### INSTRUCTION
Write out the entries verbatim and leave the images out of the copy.

### RECORDS FOR PROCESSING
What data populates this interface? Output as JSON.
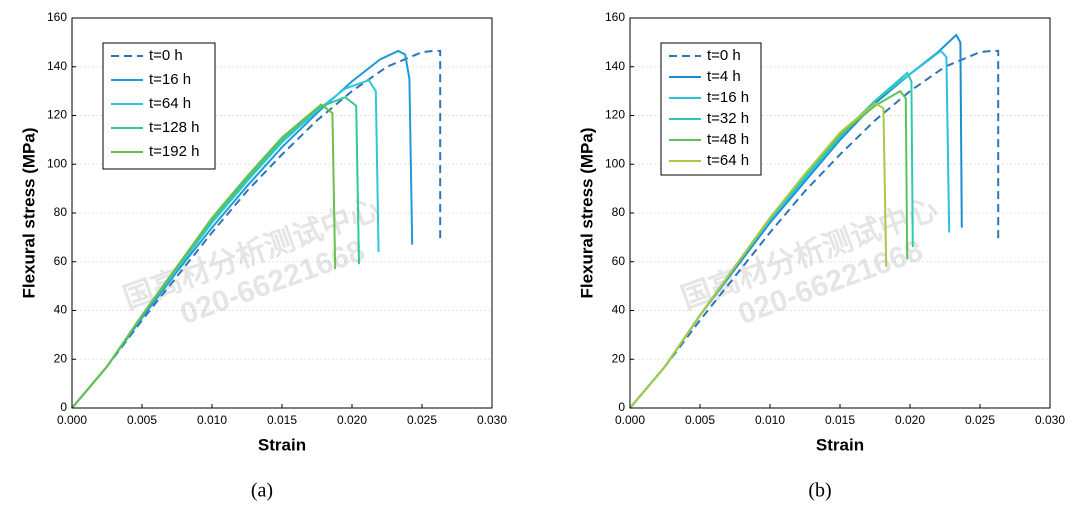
{
  "chart_data": [
    {
      "type": "line",
      "caption": "(a)",
      "x_label": "Strain",
      "y_label": "Flexural stress (MPa)",
      "watermark": [
        "国高材分析测试中心",
        "020-66221668"
      ],
      "xlim": [
        0,
        0.03
      ],
      "ylim": [
        0,
        160
      ],
      "grid": true,
      "legend": "upper left",
      "xticks": [
        {
          "value": 0,
          "label": "0.000"
        },
        {
          "value": 0.005,
          "label": "0.005"
        },
        {
          "value": 0.01,
          "label": "0.010"
        },
        {
          "value": 0.015,
          "label": "0.015"
        },
        {
          "value": 0.02,
          "label": "0.020"
        },
        {
          "value": 0.025,
          "label": "0.025"
        },
        {
          "value": 0.03,
          "label": "0.030"
        }
      ],
      "yticks": [
        0,
        20,
        40,
        60,
        80,
        100,
        120,
        140,
        160
      ],
      "series": [
        {
          "name": "t=0 h",
          "color": "#2e75b6",
          "dashed": true,
          "x": [
            0,
            0.0025,
            0.005,
            0.0075,
            0.01,
            0.0125,
            0.015,
            0.0175,
            0.02,
            0.0225,
            0.025,
            0.0258,
            0.0263,
            0.0263
          ],
          "values": [
            0,
            17,
            36,
            54,
            72,
            89,
            104,
            118,
            130,
            140,
            146,
            146.5,
            146.5,
            68
          ]
        },
        {
          "name": "t=16 h",
          "color": "#1e9bd7",
          "x": [
            0,
            0.0025,
            0.005,
            0.0075,
            0.01,
            0.0125,
            0.015,
            0.0175,
            0.02,
            0.022,
            0.0233,
            0.0238,
            0.0241,
            0.0243
          ],
          "values": [
            0,
            17,
            37,
            56,
            74,
            91,
            107,
            121,
            134,
            143,
            146.5,
            145,
            135,
            67
          ]
        },
        {
          "name": "t=64 h",
          "color": "#2fc7d6",
          "x": [
            0,
            0.0025,
            0.005,
            0.0075,
            0.01,
            0.0125,
            0.015,
            0.0175,
            0.0195,
            0.0212,
            0.0217,
            0.0219
          ],
          "values": [
            0,
            17,
            38,
            57,
            76,
            93,
            109,
            122,
            131,
            134.5,
            130,
            64
          ]
        },
        {
          "name": "t=128 h",
          "color": "#2fc99c",
          "x": [
            0,
            0.0025,
            0.005,
            0.0075,
            0.01,
            0.0125,
            0.015,
            0.0175,
            0.0195,
            0.0203,
            0.0205
          ],
          "values": [
            0,
            17,
            38,
            58,
            77,
            94,
            110,
            123,
            127.5,
            124,
            59
          ]
        },
        {
          "name": "t=192 h",
          "color": "#6cc04a",
          "x": [
            0,
            0.0025,
            0.005,
            0.0075,
            0.01,
            0.0125,
            0.015,
            0.0178,
            0.0186,
            0.0188
          ],
          "values": [
            0,
            17,
            38,
            58,
            78,
            95,
            111,
            124.5,
            121,
            57
          ]
        }
      ]
    },
    {
      "type": "line",
      "caption": "(b)",
      "x_label": "Strain",
      "y_label": "Flexural stress (MPa)",
      "watermark": [
        "国高材分析测试中心",
        "020-66221668"
      ],
      "xlim": [
        0,
        0.03
      ],
      "ylim": [
        0,
        160
      ],
      "grid": true,
      "legend": "upper left",
      "xticks": [
        {
          "value": 0,
          "label": "0.000"
        },
        {
          "value": 0.005,
          "label": "0.005"
        },
        {
          "value": 0.01,
          "label": "0.010"
        },
        {
          "value": 0.015,
          "label": "0.015"
        },
        {
          "value": 0.02,
          "label": "0.020"
        },
        {
          "value": 0.025,
          "label": "0.025"
        },
        {
          "value": 0.03,
          "label": "0.030"
        }
      ],
      "yticks": [
        0,
        20,
        40,
        60,
        80,
        100,
        120,
        140,
        160
      ],
      "series": [
        {
          "name": "t=0 h",
          "color": "#2e75b6",
          "dashed": true,
          "x": [
            0,
            0.0025,
            0.005,
            0.0075,
            0.01,
            0.0125,
            0.015,
            0.0175,
            0.02,
            0.0225,
            0.025,
            0.0258,
            0.0263,
            0.0263
          ],
          "values": [
            0,
            17,
            36,
            54,
            72,
            89,
            104,
            118,
            130,
            140,
            146,
            146.5,
            146.5,
            68
          ]
        },
        {
          "name": "t=4 h",
          "color": "#1a8fd0",
          "x": [
            0,
            0.0025,
            0.005,
            0.0075,
            0.01,
            0.0125,
            0.015,
            0.0175,
            0.02,
            0.022,
            0.0233,
            0.0236,
            0.0237
          ],
          "values": [
            0,
            17,
            38,
            57,
            76,
            93,
            110,
            125,
            137,
            146,
            153,
            150,
            74
          ]
        },
        {
          "name": "t=16 h",
          "color": "#2bbfe0",
          "x": [
            0,
            0.0025,
            0.005,
            0.0075,
            0.01,
            0.0125,
            0.015,
            0.0175,
            0.02,
            0.0222,
            0.0226,
            0.0228
          ],
          "values": [
            0,
            17,
            38,
            58,
            77,
            94,
            111,
            126,
            137,
            146.5,
            144,
            72
          ]
        },
        {
          "name": "t=32 h",
          "color": "#2ec9b0",
          "x": [
            0,
            0.0025,
            0.005,
            0.0075,
            0.01,
            0.0125,
            0.015,
            0.0175,
            0.0198,
            0.0201,
            0.0202
          ],
          "values": [
            0,
            17,
            38,
            58,
            78,
            95,
            112,
            126,
            137.5,
            134,
            66
          ]
        },
        {
          "name": "t=48 h",
          "color": "#5cc25a",
          "x": [
            0,
            0.0025,
            0.005,
            0.0075,
            0.01,
            0.0125,
            0.015,
            0.0175,
            0.0193,
            0.0197,
            0.0198
          ],
          "values": [
            0,
            17,
            38,
            58,
            78,
            96,
            112,
            124,
            130,
            127,
            61
          ]
        },
        {
          "name": "t=64 h",
          "color": "#a8c84a",
          "x": [
            0,
            0.0025,
            0.005,
            0.0075,
            0.01,
            0.0125,
            0.015,
            0.0175,
            0.0181,
            0.0183
          ],
          "values": [
            0,
            17,
            38,
            58,
            78,
            96,
            113,
            125,
            123,
            58
          ]
        }
      ]
    }
  ]
}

### THE OUTPUT
What data populates this interface? Output as JSON.
{
  "chart_data": [
    {
      "type": "line",
      "caption": "(a)",
      "x_label": "Strain",
      "y_label": "Flexural stress (MPa)",
      "watermark": [
        "国高材分析测试中心",
        "020-66221668"
      ],
      "xlim": [
        0,
        0.03
      ],
      "ylim": [
        0,
        160
      ],
      "grid": true,
      "legend": "upper left",
      "xticks": [
        {
          "value": 0,
          "label": "0.000"
        },
        {
          "value": 0.005,
          "label": "0.005"
        },
        {
          "value": 0.01,
          "label": "0.010"
        },
        {
          "value": 0.015,
          "label": "0.015"
        },
        {
          "value": 0.02,
          "label": "0.020"
        },
        {
          "value": 0.025,
          "label": "0.025"
        },
        {
          "value": 0.03,
          "label": "0.030"
        }
      ],
      "yticks": [
        0,
        20,
        40,
        60,
        80,
        100,
        120,
        140,
        160
      ],
      "series": [
        {
          "name": "t=0 h",
          "color": "#2e75b6",
          "dashed": true,
          "x": [
            0,
            0.0025,
            0.005,
            0.0075,
            0.01,
            0.0125,
            0.015,
            0.0175,
            0.02,
            0.0225,
            0.025,
            0.0258,
            0.0263,
            0.0263
          ],
          "values": [
            0,
            17,
            36,
            54,
            72,
            89,
            104,
            118,
            130,
            140,
            146,
            146.5,
            146.5,
            68
          ]
        },
        {
          "name": "t=16 h",
          "color": "#1e9bd7",
          "x": [
            0,
            0.0025,
            0.005,
            0.0075,
            0.01,
            0.0125,
            0.015,
            0.0175,
            0.02,
            0.022,
            0.0233,
            0.0238,
            0.0241,
            0.0243
          ],
          "values": [
            0,
            17,
            37,
            56,
            74,
            91,
            107,
            121,
            134,
            143,
            146.5,
            145,
            135,
            67
          ]
        },
        {
          "name": "t=64 h",
          "color": "#2fc7d6",
          "x": [
            0,
            0.0025,
            0.005,
            0.0075,
            0.01,
            0.0125,
            0.015,
            0.0175,
            0.0195,
            0.0212,
            0.0217,
            0.0219
          ],
          "values": [
            0,
            17,
            38,
            57,
            76,
            93,
            109,
            122,
            131,
            134.5,
            130,
            64
          ]
        },
        {
          "name": "t=128 h",
          "color": "#2fc99c",
          "x": [
            0,
            0.0025,
            0.005,
            0.0075,
            0.01,
            0.0125,
            0.015,
            0.0175,
            0.0195,
            0.0203,
            0.0205
          ],
          "values": [
            0,
            17,
            38,
            58,
            77,
            94,
            110,
            123,
            127.5,
            124,
            59
          ]
        },
        {
          "name": "t=192 h",
          "color": "#6cc04a",
          "x": [
            0,
            0.0025,
            0.005,
            0.0075,
            0.01,
            0.0125,
            0.015,
            0.0178,
            0.0186,
            0.0188
          ],
          "values": [
            0,
            17,
            38,
            58,
            78,
            95,
            111,
            124.5,
            121,
            57
          ]
        }
      ]
    },
    {
      "type": "line",
      "caption": "(b)",
      "x_label": "Strain",
      "y_label": "Flexural stress (MPa)",
      "watermark": [
        "国高材分析测试中心",
        "020-66221668"
      ],
      "xlim": [
        0,
        0.03
      ],
      "ylim": [
        0,
        160
      ],
      "grid": true,
      "legend": "upper left",
      "xticks": [
        {
          "value": 0,
          "label": "0.000"
        },
        {
          "value": 0.005,
          "label": "0.005"
        },
        {
          "value": 0.01,
          "label": "0.010"
        },
        {
          "value": 0.015,
          "label": "0.015"
        },
        {
          "value": 0.02,
          "label": "0.020"
        },
        {
          "value": 0.025,
          "label": "0.025"
        },
        {
          "value": 0.03,
          "label": "0.030"
        }
      ],
      "yticks": [
        0,
        20,
        40,
        60,
        80,
        100,
        120,
        140,
        160
      ],
      "series": [
        {
          "name": "t=0 h",
          "color": "#2e75b6",
          "dashed": true,
          "x": [
            0,
            0.0025,
            0.005,
            0.0075,
            0.01,
            0.0125,
            0.015,
            0.0175,
            0.02,
            0.0225,
            0.025,
            0.0258,
            0.0263,
            0.0263
          ],
          "values": [
            0,
            17,
            36,
            54,
            72,
            89,
            104,
            118,
            130,
            140,
            146,
            146.5,
            146.5,
            68
          ]
        },
        {
          "name": "t=4 h",
          "color": "#1a8fd0",
          "x": [
            0,
            0.0025,
            0.005,
            0.0075,
            0.01,
            0.0125,
            0.015,
            0.0175,
            0.02,
            0.022,
            0.0233,
            0.0236,
            0.0237
          ],
          "values": [
            0,
            17,
            38,
            57,
            76,
            93,
            110,
            125,
            137,
            146,
            153,
            150,
            74
          ]
        },
        {
          "name": "t=16 h",
          "color": "#2bbfe0",
          "x": [
            0,
            0.0025,
            0.005,
            0.0075,
            0.01,
            0.0125,
            0.015,
            0.0175,
            0.02,
            0.0222,
            0.0226,
            0.0228
          ],
          "values": [
            0,
            17,
            38,
            58,
            77,
            94,
            111,
            126,
            137,
            146.5,
            144,
            72
          ]
        },
        {
          "name": "t=32 h",
          "color": "#2ec9b0",
          "x": [
            0,
            0.0025,
            0.005,
            0.0075,
            0.01,
            0.0125,
            0.015,
            0.0175,
            0.0198,
            0.0201,
            0.0202
          ],
          "values": [
            0,
            17,
            38,
            58,
            78,
            95,
            112,
            126,
            137.5,
            134,
            66
          ]
        },
        {
          "name": "t=48 h",
          "color": "#5cc25a",
          "x": [
            0,
            0.0025,
            0.005,
            0.0075,
            0.01,
            0.0125,
            0.015,
            0.0175,
            0.0193,
            0.0197,
            0.0198
          ],
          "values": [
            0,
            17,
            38,
            58,
            78,
            96,
            112,
            124,
            130,
            127,
            61
          ]
        },
        {
          "name": "t=64 h",
          "color": "#a8c84a",
          "x": [
            0,
            0.0025,
            0.005,
            0.0075,
            0.01,
            0.0125,
            0.015,
            0.0175,
            0.0181,
            0.0183
          ],
          "values": [
            0,
            17,
            38,
            58,
            78,
            96,
            113,
            125,
            123,
            58
          ]
        }
      ]
    }
  ]
}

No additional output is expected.